(begin)

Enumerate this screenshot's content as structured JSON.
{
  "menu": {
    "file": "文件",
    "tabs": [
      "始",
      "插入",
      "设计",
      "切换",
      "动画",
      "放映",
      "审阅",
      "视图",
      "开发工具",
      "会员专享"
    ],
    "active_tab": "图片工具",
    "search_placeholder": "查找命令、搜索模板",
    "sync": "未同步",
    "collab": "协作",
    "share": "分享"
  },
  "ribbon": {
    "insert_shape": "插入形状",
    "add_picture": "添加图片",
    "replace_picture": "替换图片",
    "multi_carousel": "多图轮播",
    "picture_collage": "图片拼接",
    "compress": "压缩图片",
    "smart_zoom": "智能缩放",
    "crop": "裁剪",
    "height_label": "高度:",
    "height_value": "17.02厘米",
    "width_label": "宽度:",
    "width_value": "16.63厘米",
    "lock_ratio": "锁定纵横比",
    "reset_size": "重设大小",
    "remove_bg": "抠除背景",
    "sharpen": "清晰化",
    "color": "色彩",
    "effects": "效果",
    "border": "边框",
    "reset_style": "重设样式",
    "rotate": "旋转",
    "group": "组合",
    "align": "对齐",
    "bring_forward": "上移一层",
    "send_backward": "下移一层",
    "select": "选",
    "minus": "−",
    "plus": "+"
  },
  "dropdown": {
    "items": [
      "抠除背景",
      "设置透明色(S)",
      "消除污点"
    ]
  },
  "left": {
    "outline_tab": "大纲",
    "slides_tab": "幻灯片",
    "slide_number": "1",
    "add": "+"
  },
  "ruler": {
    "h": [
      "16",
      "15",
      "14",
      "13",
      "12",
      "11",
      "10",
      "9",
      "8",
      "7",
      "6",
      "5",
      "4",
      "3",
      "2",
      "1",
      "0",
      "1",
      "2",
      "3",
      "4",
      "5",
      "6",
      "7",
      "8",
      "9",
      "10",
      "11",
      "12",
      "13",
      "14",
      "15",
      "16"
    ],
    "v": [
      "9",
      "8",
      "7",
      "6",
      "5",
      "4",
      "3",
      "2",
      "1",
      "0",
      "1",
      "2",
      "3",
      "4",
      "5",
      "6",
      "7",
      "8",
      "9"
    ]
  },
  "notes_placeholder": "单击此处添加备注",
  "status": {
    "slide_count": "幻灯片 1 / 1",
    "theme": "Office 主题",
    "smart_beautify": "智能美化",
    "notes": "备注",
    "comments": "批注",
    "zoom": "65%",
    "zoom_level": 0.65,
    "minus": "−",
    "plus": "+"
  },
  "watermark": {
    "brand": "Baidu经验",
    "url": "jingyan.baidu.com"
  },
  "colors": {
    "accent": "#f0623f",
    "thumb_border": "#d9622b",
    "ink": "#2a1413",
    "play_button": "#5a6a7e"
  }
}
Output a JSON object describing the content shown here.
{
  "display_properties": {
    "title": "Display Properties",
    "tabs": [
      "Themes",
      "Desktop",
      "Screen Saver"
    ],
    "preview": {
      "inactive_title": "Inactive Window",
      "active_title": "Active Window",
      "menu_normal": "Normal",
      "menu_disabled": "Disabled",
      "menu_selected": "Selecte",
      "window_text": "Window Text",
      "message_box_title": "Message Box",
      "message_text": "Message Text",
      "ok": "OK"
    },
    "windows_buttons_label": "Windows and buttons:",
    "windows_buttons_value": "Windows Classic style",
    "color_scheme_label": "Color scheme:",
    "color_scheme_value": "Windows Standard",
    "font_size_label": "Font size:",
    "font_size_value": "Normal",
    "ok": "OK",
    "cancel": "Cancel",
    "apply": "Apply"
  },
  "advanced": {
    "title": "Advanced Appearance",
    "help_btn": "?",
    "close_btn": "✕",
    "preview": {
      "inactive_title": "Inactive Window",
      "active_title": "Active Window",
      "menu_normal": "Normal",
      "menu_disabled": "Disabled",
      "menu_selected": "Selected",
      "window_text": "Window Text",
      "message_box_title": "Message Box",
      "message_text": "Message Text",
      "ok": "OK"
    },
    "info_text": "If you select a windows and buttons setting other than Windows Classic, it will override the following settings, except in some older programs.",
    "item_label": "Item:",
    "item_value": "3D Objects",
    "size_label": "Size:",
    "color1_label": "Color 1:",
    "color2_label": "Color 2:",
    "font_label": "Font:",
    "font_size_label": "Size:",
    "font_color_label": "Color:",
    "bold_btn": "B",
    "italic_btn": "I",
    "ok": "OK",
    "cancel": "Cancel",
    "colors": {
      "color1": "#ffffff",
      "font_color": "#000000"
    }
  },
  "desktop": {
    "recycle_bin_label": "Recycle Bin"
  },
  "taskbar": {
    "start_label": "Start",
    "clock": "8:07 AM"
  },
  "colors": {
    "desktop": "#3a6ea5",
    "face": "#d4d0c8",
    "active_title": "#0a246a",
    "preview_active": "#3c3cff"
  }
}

(end)

§ Description of the task
Reproduce the full listing word for word.

§ Solved exercise
Enumerate this screenshot's content as structured JSON.
{
  "menu": {
    "file": "文件",
    "tabs": [
      "始",
      "插入",
      "设计",
      "切换",
      "动画",
      "放映",
      "审阅",
      "视图",
      "开发工具",
      "会员专享"
    ],
    "active_tab": "图片工具",
    "search_placeholder": "查找命令、搜索模板",
    "sync": "未同步",
    "collab": "协作",
    "share": "分享"
  },
  "ribbon": {
    "insert_shape": "插入形状",
    "add_picture": "添加图片",
    "replace_picture": "替换图片",
    "multi_carousel": "多图轮播",
    "picture_collage": "图片拼接",
    "compress": "压缩图片",
    "smart_zoom": "智能缩放",
    "crop": "裁剪",
    "height_label": "高度:",
    "height_value": "17.02厘米",
    "width_label": "宽度:",
    "width_value": "16.63厘米",
    "lock_ratio": "锁定纵横比",
    "reset_size": "重设大小",
    "remove_bg": "抠除背景",
    "sharpen": "清晰化",
    "color": "色彩",
    "effects": "效果",
    "border": "边框",
    "reset_style": "重设样式",
    "rotate": "旋转",
    "group": "组合",
    "align": "对齐",
    "bring_forward": "上移一层",
    "send_backward": "下移一层",
    "select": "选",
    "minus": "−",
    "plus": "+"
  },
  "dropdown": {
    "items": [
      "抠除背景",
      "设置透明色(S)",
      "消除污点"
    ]
  },
  "left": {
    "outline_tab": "大纲",
    "slides_tab": "幻灯片",
    "slide_number": "1",
    "add": "+"
  },
  "ruler": {
    "h": [
      "16",
      "15",
      "14",
      "13",
      "12",
      "11",
      "10",
      "9",
      "8",
      "7",
      "6",
      "5",
      "4",
      "3",
      "2",
      "1",
      "0",
      "1",
      "2",
      "3",
      "4",
      "5",
      "6",
      "7",
      "8",
      "9",
      "10",
      "11",
      "12",
      "13",
      "14",
      "15",
      "16"
    ],
    "v": [
      "9",
      "8",
      "7",
      "6",
      "5",
      "4",
      "3",
      "2",
      "1",
      "0",
      "1",
      "2",
      "3",
      "4",
      "5",
      "6",
      "7",
      "8",
      "9"
    ]
  },
  "notes_placeholder": "单击此处添加备注",
  "status": {
    "slide_count": "幻灯片 1 / 1",
    "theme": "Office 主题",
    "smart_beautify": "智能美化",
    "notes": "备注",
    "comments": "批注",
    "zoom": "65%",
    "zoom_level": 0.65,
    "minus": "−",
    "plus": "+"
  },
  "watermark": {
    "brand": "Baidu经验",
    "url": "jingyan.baidu.com"
  },
  "colors": {
    "accent": "#f0623f",
    "thumb_border": "#d9622b",
    "ink": "#2a1413",
    "play_button": "#5a6a7e"
  }
}
Output a JSON object describing the content shown here.
{
  "display_properties": {
    "title": "Display Properties",
    "tabs": [
      "Themes",
      "Desktop",
      "Screen Saver"
    ],
    "preview": {
      "inactive_title": "Inactive Window",
      "active_title": "Active Window",
      "menu_normal": "Normal",
      "menu_disabled": "Disabled",
      "menu_selected": "Selecte",
      "window_text": "Window Text",
      "message_box_title": "Message Box",
      "message_text": "Message Text",
      "ok": "OK"
    },
    "windows_buttons_label": "Windows and buttons:",
    "windows_buttons_value": "Windows Classic style",
    "color_scheme_label": "Color scheme:",
    "color_scheme_value": "Windows Standard",
    "font_size_label": "Font size:",
    "font_size_value": "Normal",
    "ok": "OK",
    "cancel": "Cancel",
    "apply": "Apply"
  },
  "advanced": {
    "title": "Advanced Appearance",
    "help_btn": "?",
    "close_btn": "✕",
    "preview": {
      "inactive_title": "Inactive Window",
      "active_title": "Active Window",
      "menu_normal": "Normal",
      "menu_disabled": "Disabled",
      "menu_selected": "Selected",
      "window_text": "Window Text",
      "message_box_title": "Message Box",
      "message_text": "Message Text",
      "ok": "OK"
    },
    "info_text": "If you select a windows and buttons setting other than Windows Classic, it will override the following settings, except in some older programs.",
    "item_label": "Item:",
    "item_value": "3D Objects",
    "size_label": "Size:",
    "color1_label": "Color 1:",
    "color2_label": "Color 2:",
    "font_label": "Font:",
    "font_size_label": "Size:",
    "font_color_label": "Color:",
    "bold_btn": "B",
    "italic_btn": "I",
    "ok": "OK",
    "cancel": "Cancel",
    "colors": {
      "color1": "#ffffff",
      "font_color": "#000000"
    }
  },
  "desktop": {
    "recycle_bin_label": "Recycle Bin"
  },
  "taskbar": {
    "start_label": "Start",
    "clock": "8:07 AM"
  },
  "colors": {
    "desktop": "#3a6ea5",
    "face": "#d4d0c8",
    "active_title": "#0a246a",
    "preview_active": "#3c3cff"
  }
}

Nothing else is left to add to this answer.